» **Written exercise**: From the listing below, pull out the lines that hold "treatment".

--- Begin Record extracts ---

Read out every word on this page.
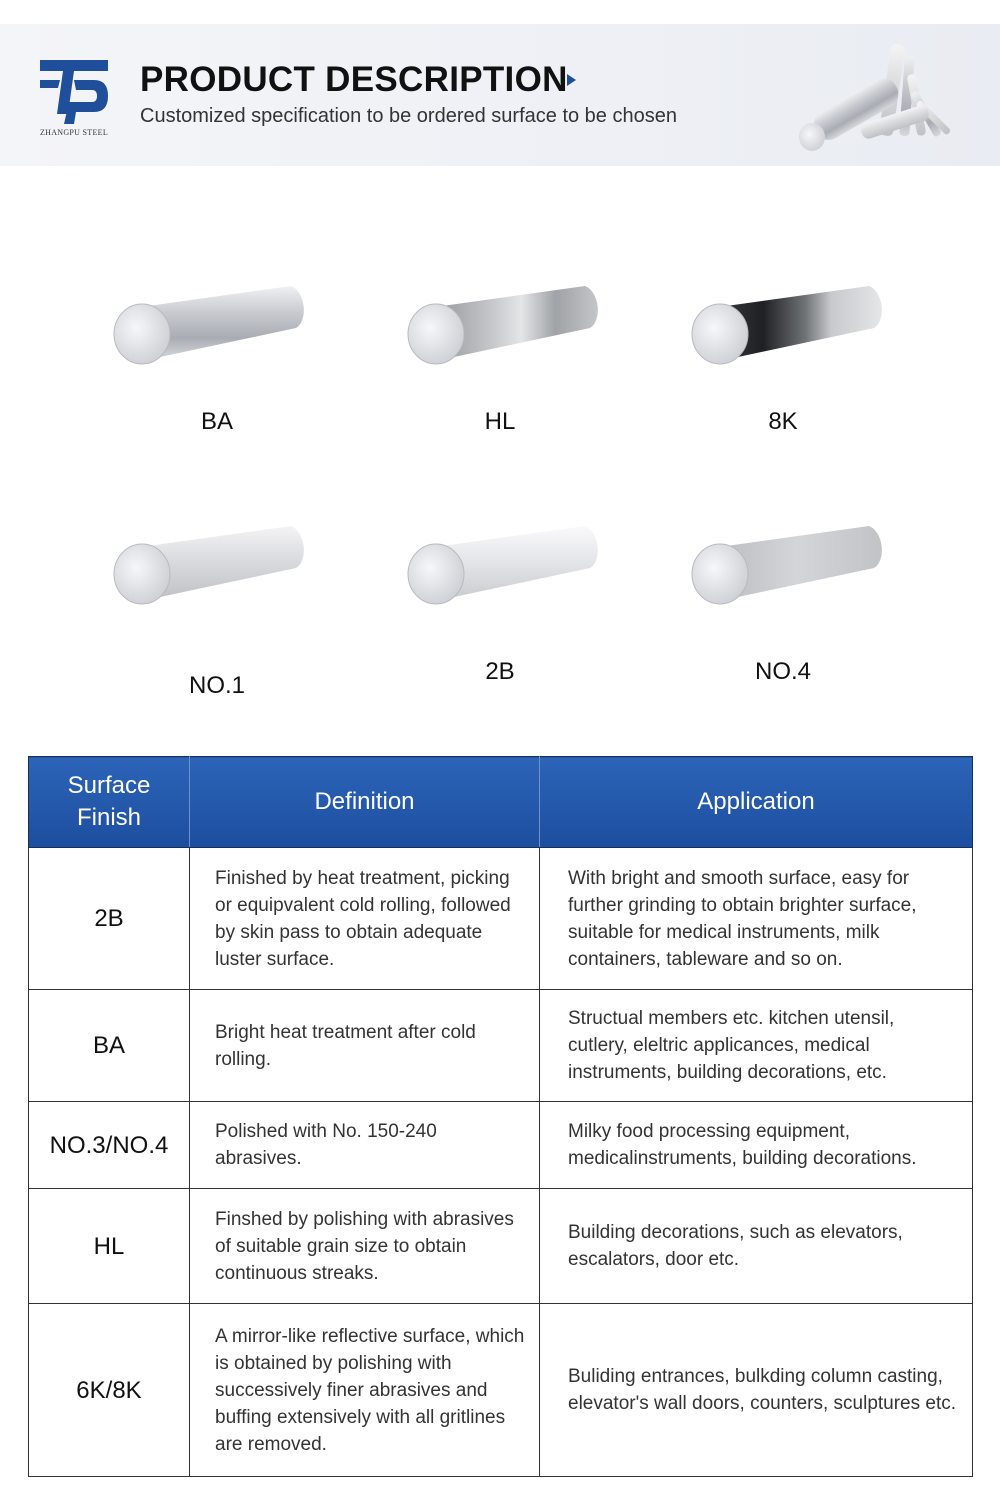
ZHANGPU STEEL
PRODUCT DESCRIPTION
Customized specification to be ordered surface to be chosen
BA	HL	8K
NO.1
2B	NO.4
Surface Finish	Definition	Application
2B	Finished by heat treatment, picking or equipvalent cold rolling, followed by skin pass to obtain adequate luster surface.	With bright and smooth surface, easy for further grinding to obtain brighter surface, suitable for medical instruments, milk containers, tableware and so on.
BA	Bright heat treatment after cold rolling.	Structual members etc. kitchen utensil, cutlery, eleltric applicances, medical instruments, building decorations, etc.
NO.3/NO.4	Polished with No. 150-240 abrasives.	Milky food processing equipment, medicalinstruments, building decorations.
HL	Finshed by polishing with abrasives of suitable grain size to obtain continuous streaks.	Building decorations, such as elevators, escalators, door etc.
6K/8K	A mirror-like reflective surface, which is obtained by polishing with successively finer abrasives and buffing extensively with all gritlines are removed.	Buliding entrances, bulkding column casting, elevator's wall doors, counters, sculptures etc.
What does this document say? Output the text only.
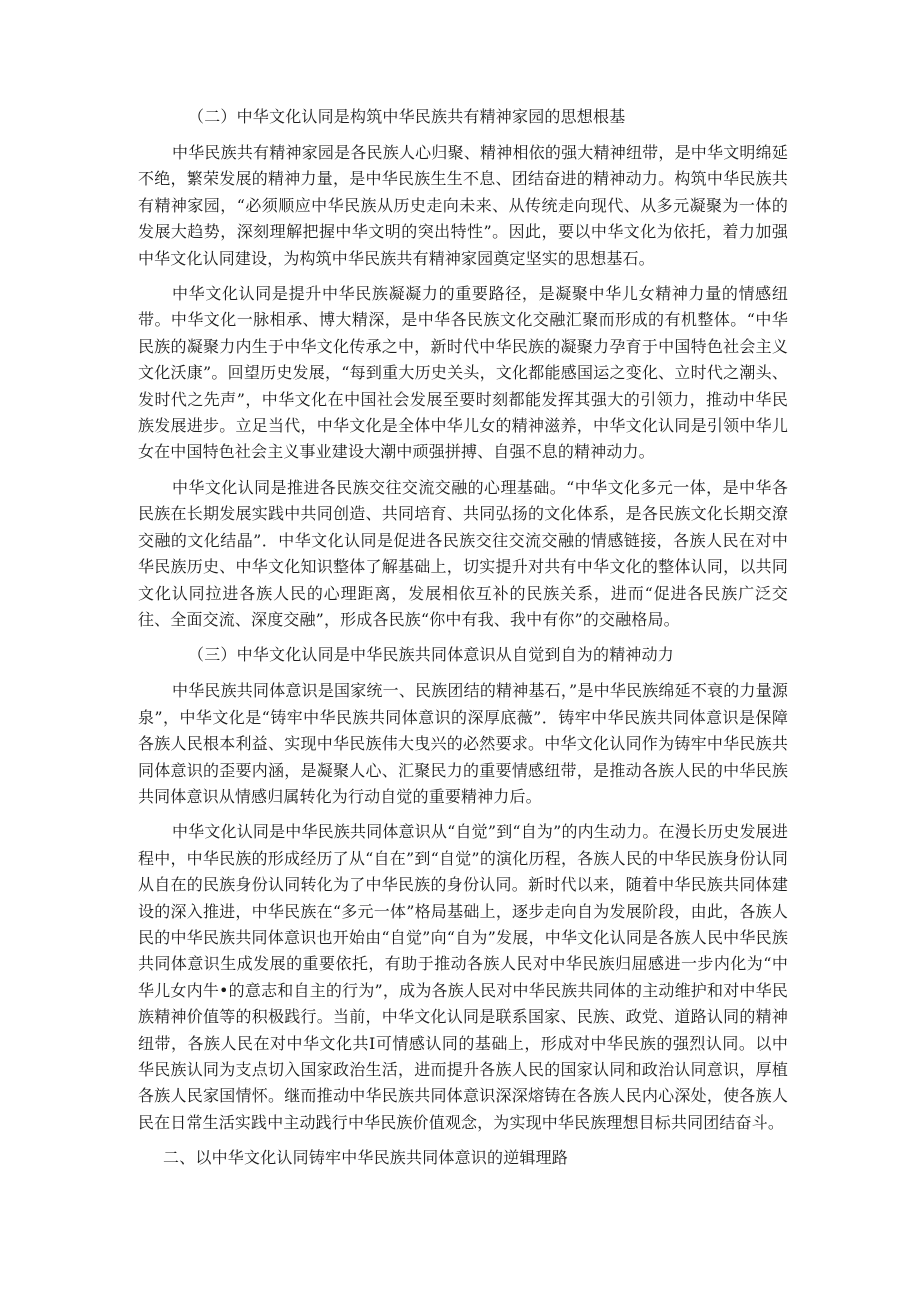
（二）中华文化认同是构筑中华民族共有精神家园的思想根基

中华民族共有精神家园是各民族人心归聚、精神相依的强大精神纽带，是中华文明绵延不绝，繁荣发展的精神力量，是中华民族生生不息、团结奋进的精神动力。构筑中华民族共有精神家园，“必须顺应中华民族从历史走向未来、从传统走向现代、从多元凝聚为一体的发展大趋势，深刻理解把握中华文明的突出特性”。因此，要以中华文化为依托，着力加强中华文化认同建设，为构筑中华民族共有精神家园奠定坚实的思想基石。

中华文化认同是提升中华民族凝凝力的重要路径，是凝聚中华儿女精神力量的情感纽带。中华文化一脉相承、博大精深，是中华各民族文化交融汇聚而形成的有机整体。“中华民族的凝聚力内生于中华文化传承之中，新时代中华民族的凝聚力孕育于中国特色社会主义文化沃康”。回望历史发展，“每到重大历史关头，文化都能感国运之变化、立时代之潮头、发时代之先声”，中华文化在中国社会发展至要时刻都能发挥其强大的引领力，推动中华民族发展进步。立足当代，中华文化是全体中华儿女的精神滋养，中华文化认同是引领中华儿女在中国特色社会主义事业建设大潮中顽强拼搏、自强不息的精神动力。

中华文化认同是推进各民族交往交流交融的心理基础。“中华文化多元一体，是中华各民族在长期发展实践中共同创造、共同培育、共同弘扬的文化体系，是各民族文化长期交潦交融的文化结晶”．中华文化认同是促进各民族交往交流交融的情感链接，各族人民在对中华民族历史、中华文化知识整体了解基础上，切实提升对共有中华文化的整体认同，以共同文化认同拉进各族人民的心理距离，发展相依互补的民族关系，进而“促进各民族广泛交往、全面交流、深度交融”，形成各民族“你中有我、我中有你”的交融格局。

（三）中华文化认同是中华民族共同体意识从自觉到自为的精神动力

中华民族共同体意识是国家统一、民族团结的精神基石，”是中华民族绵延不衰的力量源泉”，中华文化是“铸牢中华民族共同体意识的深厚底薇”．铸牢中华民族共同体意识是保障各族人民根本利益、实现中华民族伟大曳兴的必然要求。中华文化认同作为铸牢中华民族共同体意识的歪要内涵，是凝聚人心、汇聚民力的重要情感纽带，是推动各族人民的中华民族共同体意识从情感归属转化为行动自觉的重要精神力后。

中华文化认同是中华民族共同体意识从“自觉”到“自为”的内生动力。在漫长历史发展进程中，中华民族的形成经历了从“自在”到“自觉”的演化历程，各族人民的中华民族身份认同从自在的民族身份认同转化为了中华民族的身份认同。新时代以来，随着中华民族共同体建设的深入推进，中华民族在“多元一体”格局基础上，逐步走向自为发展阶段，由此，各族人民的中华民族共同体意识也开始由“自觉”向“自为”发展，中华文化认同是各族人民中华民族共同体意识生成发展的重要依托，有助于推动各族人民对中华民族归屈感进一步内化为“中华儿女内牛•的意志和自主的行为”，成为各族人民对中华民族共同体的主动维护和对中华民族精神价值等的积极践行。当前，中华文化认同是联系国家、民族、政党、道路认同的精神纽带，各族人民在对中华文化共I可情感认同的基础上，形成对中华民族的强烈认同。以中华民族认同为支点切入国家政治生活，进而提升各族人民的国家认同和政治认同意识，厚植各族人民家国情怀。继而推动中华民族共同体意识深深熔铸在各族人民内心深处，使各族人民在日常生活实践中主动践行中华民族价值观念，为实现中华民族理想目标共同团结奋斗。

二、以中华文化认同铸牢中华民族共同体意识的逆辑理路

--- End Record extracts ---

» **Exercise output**:
2B	Finished by heat treatment, picking or equipvalent cold rolling, followed by skin pass to obtain adequate luster surface.	With bright and smooth surface, easy for further grinding to obtain brighter surface, suitable for medical instruments, milk containers, tableware and so on.
BA	Bright heat treatment after cold rolling.	Structual members etc. kitchen utensil, cutlery, eleltric applicances, medical instruments, building decorations, etc.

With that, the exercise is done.